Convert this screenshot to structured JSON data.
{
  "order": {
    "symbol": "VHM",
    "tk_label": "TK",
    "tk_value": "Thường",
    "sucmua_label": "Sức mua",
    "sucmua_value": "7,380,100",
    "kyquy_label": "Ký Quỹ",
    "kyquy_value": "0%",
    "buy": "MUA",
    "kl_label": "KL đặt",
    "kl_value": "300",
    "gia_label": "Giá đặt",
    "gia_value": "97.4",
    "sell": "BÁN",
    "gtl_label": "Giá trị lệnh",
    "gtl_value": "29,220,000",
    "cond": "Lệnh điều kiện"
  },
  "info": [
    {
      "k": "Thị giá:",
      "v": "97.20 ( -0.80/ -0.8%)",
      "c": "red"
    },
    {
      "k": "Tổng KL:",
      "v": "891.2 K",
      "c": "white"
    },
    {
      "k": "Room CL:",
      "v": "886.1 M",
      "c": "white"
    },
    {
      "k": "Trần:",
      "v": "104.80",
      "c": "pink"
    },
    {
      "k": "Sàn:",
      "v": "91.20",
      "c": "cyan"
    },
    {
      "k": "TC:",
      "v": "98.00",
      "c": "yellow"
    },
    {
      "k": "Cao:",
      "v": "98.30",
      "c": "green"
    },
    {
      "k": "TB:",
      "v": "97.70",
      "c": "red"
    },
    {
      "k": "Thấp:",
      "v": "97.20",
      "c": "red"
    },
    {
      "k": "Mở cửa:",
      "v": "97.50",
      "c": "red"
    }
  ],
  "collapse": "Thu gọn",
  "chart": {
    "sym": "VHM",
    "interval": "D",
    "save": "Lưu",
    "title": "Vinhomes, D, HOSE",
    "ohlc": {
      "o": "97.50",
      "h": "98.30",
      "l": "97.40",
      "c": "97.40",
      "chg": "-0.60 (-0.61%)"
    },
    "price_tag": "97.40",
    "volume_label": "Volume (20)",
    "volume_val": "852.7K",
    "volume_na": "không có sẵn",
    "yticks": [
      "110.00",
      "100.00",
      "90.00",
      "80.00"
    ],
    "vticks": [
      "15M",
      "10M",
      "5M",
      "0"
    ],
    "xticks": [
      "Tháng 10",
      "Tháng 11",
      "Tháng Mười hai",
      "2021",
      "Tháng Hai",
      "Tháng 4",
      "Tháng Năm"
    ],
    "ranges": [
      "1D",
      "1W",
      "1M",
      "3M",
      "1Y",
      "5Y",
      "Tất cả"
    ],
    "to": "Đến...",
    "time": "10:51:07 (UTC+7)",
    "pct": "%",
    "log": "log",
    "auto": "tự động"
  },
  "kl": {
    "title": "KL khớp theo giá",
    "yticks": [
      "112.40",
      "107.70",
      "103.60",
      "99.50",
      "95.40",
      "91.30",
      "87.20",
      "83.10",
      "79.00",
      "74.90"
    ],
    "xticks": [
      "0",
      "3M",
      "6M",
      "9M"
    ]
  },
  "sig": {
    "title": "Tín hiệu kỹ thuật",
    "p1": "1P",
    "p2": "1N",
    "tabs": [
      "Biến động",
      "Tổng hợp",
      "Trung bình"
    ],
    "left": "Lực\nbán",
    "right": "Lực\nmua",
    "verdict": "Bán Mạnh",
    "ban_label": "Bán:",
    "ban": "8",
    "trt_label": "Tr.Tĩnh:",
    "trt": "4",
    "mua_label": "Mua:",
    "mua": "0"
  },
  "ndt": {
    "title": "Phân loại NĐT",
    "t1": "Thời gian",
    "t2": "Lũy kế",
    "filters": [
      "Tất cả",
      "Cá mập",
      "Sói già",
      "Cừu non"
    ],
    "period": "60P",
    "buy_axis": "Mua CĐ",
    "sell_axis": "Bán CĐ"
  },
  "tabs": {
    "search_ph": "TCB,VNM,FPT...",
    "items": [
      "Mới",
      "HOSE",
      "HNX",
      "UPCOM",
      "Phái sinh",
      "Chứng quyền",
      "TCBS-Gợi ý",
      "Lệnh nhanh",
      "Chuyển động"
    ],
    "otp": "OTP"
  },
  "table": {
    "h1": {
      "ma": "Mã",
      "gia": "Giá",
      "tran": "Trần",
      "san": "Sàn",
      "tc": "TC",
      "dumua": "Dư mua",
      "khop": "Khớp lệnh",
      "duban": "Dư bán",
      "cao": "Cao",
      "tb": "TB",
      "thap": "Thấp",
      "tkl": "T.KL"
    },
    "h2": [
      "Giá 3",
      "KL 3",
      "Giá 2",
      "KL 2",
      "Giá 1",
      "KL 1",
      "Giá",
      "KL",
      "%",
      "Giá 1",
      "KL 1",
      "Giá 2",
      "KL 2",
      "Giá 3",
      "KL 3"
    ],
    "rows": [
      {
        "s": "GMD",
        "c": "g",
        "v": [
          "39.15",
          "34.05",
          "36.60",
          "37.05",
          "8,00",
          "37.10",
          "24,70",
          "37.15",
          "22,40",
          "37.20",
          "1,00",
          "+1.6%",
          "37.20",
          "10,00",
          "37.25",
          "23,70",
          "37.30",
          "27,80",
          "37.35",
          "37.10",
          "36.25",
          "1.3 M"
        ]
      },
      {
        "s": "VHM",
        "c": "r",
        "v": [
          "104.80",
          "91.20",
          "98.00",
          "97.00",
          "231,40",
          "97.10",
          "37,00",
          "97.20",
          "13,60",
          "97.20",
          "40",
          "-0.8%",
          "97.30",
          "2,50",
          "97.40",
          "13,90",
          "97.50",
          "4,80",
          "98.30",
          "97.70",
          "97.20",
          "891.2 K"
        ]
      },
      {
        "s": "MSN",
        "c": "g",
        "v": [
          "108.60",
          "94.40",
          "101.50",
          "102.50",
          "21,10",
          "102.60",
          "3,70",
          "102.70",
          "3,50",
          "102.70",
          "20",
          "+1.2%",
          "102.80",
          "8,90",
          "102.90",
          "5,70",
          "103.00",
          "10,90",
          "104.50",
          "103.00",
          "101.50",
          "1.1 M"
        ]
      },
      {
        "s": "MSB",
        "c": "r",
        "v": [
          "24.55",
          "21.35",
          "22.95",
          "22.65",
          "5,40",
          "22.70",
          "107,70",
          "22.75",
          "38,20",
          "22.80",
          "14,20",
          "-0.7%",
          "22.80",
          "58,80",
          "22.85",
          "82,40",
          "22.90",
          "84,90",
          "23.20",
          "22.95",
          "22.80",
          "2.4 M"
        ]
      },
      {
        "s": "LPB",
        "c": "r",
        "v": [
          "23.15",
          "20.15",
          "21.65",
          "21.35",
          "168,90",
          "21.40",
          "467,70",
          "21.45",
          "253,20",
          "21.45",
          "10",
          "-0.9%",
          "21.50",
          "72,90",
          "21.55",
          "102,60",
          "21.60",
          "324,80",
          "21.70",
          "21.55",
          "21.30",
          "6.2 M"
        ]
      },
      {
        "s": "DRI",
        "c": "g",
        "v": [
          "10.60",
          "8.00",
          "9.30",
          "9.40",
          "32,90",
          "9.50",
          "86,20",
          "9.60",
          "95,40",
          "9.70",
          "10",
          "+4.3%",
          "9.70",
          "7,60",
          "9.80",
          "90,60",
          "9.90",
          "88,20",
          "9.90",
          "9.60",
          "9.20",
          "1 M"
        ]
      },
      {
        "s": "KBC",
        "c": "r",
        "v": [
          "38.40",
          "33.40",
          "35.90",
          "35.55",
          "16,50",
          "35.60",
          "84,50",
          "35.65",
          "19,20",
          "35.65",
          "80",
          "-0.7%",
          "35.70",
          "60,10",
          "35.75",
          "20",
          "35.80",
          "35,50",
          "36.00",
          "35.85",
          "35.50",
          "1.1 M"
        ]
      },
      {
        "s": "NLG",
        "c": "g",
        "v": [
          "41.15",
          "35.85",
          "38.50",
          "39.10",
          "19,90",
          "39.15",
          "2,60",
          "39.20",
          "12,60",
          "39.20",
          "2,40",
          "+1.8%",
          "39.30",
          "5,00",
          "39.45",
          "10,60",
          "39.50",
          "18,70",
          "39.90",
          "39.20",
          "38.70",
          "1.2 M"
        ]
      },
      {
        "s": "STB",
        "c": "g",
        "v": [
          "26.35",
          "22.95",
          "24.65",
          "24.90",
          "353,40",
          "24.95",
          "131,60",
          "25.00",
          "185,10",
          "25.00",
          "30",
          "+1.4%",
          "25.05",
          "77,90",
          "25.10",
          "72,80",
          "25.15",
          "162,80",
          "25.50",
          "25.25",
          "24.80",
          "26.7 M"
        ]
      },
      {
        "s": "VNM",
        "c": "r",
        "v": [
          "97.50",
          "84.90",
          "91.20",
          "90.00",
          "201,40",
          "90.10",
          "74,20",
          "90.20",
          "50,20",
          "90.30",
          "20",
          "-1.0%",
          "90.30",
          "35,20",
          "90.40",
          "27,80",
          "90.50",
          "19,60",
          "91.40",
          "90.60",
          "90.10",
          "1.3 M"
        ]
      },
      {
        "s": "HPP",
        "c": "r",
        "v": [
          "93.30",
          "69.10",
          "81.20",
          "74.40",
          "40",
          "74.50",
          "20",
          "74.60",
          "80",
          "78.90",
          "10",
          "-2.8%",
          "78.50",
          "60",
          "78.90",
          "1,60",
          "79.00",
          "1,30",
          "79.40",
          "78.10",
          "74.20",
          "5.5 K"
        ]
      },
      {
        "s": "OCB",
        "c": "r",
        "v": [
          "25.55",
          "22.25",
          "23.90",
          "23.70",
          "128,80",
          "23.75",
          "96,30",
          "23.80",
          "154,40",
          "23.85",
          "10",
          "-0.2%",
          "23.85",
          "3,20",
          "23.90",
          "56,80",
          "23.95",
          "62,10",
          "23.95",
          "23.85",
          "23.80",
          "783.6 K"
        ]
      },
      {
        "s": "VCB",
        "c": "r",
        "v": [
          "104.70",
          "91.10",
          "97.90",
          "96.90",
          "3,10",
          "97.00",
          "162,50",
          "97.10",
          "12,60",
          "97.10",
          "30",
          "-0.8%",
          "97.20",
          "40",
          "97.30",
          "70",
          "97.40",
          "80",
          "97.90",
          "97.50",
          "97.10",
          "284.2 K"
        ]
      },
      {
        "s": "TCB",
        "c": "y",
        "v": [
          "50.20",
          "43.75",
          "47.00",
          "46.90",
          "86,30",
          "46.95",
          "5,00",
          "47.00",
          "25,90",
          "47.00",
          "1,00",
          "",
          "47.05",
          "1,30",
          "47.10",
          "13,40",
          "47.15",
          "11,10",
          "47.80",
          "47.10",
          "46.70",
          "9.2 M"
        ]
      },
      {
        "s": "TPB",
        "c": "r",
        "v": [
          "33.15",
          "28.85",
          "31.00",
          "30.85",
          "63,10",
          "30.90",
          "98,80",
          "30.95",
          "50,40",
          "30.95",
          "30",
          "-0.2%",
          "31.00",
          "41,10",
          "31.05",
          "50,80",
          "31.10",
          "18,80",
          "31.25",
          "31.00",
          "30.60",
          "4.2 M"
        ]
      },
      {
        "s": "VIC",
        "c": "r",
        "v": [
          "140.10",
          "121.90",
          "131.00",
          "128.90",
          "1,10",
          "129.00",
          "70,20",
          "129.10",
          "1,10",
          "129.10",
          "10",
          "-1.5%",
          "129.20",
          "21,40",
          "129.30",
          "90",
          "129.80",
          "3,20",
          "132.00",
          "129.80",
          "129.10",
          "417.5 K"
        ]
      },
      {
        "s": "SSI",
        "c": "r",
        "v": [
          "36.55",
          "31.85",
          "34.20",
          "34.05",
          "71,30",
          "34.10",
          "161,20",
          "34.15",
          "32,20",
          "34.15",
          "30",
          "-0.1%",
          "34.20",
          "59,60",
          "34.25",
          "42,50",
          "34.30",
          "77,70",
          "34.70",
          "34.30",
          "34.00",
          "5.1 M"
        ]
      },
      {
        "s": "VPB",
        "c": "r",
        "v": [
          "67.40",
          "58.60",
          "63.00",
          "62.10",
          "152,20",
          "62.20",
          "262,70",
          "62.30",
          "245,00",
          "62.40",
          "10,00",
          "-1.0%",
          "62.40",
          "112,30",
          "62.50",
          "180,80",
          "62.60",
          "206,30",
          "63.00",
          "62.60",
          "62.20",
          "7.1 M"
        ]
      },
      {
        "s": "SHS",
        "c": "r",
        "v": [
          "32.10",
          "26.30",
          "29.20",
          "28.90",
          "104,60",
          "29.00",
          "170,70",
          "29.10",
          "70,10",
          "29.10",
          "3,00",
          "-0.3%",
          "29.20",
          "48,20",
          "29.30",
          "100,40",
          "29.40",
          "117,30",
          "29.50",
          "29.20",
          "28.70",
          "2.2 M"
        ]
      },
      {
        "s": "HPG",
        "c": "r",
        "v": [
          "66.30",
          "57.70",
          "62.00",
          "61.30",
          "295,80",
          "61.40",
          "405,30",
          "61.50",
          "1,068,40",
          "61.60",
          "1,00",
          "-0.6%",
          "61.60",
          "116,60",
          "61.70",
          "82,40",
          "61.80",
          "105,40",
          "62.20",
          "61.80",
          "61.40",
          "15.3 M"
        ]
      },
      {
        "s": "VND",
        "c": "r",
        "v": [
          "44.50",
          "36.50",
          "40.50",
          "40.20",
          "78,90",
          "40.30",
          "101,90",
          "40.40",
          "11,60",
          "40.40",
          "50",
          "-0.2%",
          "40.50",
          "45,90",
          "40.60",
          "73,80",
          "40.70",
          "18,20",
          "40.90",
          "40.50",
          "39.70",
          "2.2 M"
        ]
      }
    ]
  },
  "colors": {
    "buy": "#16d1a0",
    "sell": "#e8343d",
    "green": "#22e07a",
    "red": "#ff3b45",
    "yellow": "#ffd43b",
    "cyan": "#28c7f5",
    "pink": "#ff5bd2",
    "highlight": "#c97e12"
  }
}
#####
What is asked — Tally the lines of the data that contain the string "Tháng" and report the total alone.

Correct result — 6